> **GOAL OF THE EXERCISE**: Collect the lines of the entries where "content" shows up.

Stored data
start

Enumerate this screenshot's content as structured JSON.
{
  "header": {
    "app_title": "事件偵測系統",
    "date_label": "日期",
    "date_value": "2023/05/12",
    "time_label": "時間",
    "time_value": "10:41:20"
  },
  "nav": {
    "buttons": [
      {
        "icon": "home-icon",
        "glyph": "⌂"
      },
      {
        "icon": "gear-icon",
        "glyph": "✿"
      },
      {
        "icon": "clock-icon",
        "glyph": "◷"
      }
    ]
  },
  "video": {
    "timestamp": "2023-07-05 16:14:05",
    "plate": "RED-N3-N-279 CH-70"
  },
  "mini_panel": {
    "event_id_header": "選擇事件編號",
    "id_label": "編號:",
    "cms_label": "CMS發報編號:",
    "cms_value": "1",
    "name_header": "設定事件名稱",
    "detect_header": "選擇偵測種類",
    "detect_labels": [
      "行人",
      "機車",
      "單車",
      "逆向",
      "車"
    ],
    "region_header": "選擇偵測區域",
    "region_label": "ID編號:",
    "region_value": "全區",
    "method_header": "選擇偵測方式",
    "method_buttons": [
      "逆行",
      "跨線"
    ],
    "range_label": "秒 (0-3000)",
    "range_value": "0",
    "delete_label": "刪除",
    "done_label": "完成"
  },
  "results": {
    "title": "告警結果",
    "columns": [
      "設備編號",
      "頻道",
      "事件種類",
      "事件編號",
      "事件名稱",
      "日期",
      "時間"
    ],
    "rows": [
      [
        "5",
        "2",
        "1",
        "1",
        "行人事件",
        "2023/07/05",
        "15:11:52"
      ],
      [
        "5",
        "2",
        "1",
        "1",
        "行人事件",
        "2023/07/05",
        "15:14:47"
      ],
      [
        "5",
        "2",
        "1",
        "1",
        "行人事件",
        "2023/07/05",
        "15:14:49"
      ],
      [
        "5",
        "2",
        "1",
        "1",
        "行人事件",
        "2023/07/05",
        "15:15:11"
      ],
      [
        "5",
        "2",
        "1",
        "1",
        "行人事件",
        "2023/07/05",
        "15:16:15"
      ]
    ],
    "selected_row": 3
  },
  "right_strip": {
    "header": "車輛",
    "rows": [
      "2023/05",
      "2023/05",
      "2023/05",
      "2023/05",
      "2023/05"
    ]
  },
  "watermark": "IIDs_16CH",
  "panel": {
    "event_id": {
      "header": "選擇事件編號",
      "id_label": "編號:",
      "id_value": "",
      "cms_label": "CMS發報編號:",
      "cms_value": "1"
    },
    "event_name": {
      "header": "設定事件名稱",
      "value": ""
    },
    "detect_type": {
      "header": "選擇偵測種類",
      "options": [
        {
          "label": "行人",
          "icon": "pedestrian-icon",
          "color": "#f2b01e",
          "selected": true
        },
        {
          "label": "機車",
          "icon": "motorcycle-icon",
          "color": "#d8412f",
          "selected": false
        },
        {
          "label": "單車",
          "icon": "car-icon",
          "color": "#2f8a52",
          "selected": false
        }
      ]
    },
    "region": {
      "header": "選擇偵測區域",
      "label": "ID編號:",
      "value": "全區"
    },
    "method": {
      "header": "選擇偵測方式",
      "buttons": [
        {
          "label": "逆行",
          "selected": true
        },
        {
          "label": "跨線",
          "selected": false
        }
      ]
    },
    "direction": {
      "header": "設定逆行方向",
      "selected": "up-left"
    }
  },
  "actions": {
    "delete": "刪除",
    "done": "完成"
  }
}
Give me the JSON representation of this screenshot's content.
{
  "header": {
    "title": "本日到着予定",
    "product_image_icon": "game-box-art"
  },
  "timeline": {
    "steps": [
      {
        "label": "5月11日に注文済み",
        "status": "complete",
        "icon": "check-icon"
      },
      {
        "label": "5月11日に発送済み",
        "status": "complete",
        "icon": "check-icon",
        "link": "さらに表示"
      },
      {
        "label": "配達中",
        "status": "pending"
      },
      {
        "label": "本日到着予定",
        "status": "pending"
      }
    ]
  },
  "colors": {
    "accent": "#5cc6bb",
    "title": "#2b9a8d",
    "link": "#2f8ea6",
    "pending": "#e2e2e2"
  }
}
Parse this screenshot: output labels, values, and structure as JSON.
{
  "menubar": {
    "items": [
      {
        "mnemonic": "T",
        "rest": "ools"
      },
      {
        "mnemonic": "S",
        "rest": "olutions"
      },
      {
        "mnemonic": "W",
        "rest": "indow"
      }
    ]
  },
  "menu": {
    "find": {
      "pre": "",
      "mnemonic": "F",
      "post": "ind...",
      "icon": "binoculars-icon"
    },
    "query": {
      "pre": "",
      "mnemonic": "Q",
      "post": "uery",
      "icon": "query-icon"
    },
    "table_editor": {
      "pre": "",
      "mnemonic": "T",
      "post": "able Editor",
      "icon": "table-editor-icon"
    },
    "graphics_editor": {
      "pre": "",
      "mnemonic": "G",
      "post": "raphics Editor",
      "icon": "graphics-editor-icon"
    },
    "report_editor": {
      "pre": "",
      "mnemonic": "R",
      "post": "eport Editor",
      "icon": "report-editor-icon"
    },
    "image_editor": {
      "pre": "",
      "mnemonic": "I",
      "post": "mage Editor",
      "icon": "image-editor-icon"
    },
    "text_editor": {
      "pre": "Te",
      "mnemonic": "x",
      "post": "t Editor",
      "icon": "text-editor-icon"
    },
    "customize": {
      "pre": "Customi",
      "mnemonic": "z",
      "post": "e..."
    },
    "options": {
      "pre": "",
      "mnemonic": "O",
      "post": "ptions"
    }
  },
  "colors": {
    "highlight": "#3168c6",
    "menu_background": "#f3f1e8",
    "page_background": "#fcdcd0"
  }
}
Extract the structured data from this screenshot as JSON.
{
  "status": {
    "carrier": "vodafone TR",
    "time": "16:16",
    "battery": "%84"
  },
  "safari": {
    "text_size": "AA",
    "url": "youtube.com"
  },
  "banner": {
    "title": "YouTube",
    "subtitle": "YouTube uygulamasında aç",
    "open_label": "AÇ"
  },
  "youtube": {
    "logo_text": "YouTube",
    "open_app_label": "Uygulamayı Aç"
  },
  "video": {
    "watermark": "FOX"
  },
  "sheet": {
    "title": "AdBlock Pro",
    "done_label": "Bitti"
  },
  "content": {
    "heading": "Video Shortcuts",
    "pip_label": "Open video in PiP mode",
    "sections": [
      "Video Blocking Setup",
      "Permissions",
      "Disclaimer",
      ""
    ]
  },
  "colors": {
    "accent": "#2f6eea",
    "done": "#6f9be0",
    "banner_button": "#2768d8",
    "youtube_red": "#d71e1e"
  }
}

end

> **RESULT FOR THIS EXERCISE**:
Enumerate this screenshot's content as structured JSON.
Give me the JSON representation of this screenshot's content.
  "content": {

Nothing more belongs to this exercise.